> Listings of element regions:
■ ■ ■ ■ ■ ■ ■

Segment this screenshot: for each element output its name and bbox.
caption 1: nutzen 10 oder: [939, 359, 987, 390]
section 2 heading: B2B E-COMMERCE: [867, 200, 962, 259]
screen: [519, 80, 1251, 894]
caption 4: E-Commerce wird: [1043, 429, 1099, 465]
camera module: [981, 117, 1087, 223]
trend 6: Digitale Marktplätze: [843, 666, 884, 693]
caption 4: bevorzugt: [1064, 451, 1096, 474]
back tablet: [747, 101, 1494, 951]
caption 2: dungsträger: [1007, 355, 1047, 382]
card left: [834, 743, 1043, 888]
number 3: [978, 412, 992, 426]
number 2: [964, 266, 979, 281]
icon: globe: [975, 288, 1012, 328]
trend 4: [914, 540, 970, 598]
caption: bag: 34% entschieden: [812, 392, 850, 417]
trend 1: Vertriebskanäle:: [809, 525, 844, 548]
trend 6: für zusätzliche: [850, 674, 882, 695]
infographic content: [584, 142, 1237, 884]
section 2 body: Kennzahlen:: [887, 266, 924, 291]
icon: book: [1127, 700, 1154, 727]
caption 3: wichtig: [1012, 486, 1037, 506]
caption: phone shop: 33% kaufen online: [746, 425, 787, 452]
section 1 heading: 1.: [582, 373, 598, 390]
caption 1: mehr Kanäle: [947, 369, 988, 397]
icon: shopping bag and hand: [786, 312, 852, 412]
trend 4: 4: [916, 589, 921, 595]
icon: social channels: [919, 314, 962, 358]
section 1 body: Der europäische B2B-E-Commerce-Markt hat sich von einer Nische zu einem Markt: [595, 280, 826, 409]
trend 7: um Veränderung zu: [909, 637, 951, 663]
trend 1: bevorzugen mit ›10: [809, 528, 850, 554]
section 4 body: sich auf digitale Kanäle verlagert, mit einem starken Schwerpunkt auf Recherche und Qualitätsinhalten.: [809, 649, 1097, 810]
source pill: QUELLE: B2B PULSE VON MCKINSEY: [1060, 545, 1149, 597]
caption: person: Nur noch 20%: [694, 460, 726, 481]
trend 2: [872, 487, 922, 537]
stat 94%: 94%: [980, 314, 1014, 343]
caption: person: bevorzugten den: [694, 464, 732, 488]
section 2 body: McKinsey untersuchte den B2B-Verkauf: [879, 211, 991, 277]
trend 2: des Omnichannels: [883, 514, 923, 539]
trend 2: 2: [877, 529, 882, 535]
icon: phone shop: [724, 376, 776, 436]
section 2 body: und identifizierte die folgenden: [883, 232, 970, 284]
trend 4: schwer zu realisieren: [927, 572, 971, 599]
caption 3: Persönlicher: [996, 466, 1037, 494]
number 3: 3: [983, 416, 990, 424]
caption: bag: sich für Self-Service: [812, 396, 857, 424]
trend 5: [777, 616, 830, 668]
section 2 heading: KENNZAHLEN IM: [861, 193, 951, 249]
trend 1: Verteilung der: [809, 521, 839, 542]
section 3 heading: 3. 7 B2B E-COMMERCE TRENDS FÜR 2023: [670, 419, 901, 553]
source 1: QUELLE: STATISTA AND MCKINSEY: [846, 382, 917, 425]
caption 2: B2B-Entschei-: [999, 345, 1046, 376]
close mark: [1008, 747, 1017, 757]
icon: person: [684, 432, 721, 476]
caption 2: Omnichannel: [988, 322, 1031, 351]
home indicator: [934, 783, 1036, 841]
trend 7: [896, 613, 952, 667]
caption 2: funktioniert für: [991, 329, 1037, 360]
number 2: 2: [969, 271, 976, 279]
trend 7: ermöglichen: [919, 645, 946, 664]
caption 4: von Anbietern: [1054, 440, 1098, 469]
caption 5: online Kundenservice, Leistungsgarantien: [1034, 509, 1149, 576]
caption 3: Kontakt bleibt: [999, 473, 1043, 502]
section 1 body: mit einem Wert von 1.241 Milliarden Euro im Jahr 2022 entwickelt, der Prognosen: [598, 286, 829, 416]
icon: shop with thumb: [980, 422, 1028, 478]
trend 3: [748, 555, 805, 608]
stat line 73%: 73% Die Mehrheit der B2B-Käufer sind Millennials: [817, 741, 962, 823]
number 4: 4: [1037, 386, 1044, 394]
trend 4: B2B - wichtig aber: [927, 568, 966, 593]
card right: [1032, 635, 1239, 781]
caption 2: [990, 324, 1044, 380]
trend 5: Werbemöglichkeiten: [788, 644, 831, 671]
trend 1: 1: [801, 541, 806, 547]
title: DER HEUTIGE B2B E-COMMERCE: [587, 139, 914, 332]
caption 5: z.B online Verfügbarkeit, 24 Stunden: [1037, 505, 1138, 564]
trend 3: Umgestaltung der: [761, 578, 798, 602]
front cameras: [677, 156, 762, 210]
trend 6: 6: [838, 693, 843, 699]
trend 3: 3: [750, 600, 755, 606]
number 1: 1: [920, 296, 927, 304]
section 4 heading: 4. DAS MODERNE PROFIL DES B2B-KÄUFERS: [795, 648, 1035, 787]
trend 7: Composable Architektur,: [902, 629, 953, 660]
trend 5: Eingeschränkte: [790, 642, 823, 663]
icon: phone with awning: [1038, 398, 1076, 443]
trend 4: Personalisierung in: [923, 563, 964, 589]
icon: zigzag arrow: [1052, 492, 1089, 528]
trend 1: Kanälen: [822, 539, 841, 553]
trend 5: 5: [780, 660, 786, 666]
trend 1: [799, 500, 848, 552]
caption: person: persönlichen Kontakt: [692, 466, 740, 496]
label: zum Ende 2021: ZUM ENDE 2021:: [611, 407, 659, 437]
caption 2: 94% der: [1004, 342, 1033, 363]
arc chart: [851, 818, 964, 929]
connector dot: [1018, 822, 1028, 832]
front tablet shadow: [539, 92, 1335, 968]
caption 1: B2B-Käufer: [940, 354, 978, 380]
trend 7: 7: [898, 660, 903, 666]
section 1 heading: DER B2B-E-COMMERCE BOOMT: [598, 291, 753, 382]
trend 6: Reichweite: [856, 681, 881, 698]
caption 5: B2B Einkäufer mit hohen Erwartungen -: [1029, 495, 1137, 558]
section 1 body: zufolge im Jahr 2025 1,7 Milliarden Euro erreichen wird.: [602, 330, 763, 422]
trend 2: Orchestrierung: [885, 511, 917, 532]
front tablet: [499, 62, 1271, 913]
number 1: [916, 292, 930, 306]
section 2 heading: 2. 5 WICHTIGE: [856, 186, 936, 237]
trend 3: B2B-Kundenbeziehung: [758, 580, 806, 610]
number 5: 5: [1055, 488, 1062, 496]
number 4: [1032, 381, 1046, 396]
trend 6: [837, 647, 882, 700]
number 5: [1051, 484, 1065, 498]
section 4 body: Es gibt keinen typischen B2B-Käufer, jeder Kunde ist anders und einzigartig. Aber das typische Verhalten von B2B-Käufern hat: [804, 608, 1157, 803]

■ ■ ■ ■ ■ ■ ■

> EXERCISE PROMPT: Reproduce the material word for word, from its first line through the line containing "caption 2: dungsträger: [1007, 355, 1047, 382]", with that line included.

> THE RESPONSE:
Segment this screenshot: for each element output its name and bbox.
caption 1: nutzen 10 oder: [939, 359, 987, 390]
section 2 heading: B2B E-COMMERCE: [867, 200, 962, 259]
screen: [519, 80, 1251, 894]
caption 4: E-Commerce wird: [1043, 429, 1099, 465]
camera module: [981, 117, 1087, 223]
trend 6: Digitale Marktplätze: [843, 666, 884, 693]
caption 4: bevorzugt: [1064, 451, 1096, 474]
back tablet: [747, 101, 1494, 951]
caption 2: dungsträger: [1007, 355, 1047, 382]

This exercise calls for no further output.